* [TASK DATA]:

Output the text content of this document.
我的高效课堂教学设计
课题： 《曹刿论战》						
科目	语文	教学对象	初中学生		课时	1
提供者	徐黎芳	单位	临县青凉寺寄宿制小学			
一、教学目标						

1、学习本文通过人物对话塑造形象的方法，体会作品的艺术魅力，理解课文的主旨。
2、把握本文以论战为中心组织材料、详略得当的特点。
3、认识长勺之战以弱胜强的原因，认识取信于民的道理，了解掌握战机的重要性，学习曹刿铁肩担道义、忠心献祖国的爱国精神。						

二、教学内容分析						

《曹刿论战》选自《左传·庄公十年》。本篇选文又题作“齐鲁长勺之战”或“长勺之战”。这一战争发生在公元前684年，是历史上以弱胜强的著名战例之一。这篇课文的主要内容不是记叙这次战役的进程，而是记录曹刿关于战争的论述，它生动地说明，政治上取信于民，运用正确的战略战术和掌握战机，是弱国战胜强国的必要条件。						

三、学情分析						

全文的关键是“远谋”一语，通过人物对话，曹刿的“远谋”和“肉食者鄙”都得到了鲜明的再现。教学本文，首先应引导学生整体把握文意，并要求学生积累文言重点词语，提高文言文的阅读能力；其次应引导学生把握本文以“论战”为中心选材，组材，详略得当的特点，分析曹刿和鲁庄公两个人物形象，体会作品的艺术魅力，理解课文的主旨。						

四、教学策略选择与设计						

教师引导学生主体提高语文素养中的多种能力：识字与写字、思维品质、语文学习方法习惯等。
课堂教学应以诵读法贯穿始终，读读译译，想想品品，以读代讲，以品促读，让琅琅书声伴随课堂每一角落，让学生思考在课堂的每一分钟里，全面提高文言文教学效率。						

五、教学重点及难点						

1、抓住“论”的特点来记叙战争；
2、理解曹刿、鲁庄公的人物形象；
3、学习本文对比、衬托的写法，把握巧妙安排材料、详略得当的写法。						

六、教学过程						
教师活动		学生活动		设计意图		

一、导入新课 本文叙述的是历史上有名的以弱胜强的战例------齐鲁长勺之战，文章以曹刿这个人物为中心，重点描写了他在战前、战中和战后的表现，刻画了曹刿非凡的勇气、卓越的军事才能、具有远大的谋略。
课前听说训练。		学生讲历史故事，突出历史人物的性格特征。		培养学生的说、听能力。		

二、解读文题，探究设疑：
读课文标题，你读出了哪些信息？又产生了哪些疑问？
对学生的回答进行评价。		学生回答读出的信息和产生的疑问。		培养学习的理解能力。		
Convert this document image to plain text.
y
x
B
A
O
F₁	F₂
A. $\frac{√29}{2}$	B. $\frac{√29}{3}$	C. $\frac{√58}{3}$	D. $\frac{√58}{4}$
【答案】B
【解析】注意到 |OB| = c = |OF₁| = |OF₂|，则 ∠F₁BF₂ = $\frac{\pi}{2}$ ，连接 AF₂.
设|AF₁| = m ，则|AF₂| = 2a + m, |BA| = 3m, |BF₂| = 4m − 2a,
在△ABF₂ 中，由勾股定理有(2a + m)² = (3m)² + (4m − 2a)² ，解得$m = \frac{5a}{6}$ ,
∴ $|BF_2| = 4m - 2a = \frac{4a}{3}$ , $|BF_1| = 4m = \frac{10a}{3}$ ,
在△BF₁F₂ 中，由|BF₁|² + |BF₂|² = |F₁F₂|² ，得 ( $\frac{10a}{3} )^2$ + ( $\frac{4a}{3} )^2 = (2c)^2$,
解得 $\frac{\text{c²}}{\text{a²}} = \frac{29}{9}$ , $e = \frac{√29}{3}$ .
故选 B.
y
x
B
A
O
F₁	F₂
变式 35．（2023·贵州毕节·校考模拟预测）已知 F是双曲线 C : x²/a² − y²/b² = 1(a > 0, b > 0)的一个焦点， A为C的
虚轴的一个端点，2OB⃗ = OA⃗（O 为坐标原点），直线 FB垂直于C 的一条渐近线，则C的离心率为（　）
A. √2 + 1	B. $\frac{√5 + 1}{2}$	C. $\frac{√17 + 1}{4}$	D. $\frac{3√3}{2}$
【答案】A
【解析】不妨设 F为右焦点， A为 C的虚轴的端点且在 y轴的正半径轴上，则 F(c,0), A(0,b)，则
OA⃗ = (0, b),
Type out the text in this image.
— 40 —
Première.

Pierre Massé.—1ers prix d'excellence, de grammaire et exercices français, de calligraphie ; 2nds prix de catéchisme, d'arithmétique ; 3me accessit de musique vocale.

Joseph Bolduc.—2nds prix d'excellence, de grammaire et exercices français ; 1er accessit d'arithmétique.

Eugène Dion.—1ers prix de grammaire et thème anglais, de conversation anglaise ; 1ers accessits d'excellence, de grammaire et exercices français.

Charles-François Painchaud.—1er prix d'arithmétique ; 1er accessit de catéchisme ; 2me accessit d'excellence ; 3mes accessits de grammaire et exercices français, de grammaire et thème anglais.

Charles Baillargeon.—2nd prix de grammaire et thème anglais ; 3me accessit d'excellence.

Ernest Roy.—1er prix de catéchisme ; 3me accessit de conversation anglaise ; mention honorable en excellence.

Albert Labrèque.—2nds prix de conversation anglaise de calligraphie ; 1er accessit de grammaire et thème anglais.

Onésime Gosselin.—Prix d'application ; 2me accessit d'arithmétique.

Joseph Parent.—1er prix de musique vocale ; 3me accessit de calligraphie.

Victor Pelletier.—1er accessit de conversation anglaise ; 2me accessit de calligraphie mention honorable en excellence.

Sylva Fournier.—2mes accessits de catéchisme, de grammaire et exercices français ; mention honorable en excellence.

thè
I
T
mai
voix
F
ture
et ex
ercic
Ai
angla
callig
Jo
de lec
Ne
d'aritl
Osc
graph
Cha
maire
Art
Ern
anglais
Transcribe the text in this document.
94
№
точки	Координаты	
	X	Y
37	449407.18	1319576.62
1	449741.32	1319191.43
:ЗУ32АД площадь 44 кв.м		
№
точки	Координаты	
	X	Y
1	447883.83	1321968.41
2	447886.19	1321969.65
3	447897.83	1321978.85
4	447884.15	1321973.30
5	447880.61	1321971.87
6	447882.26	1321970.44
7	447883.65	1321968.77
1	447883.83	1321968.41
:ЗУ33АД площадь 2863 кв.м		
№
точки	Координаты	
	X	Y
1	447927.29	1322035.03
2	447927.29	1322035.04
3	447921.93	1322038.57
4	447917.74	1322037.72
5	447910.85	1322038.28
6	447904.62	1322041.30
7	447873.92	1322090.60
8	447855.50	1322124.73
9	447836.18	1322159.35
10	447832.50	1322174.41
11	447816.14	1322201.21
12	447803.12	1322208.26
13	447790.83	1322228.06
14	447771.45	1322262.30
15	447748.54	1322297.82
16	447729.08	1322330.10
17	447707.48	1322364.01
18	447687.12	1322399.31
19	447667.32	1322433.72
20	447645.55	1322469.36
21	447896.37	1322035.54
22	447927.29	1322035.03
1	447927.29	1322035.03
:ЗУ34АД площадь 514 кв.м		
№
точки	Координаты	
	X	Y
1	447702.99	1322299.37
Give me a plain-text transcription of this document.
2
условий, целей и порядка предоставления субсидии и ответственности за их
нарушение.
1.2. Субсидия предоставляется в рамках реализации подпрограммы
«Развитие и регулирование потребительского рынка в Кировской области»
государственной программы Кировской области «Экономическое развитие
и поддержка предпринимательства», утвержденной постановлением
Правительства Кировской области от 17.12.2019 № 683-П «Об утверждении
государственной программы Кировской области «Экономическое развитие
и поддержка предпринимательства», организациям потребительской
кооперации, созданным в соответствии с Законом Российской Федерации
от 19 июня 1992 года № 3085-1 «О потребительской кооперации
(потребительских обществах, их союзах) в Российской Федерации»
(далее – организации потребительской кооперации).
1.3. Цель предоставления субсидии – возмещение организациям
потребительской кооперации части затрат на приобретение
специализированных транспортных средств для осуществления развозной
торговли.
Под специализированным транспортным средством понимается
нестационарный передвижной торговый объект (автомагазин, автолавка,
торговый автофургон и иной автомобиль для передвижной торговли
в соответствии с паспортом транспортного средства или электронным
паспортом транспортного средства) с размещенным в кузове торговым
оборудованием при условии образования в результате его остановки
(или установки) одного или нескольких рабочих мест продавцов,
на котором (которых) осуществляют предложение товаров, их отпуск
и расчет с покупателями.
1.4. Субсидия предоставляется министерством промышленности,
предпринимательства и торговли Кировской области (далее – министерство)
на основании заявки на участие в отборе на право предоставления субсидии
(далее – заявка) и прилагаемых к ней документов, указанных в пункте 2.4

* [SHORT TASK]:
Count every line in the data that contains the word "详略得当的特点", then give that count and nothing else.

* [TASK RESPONSE]:
2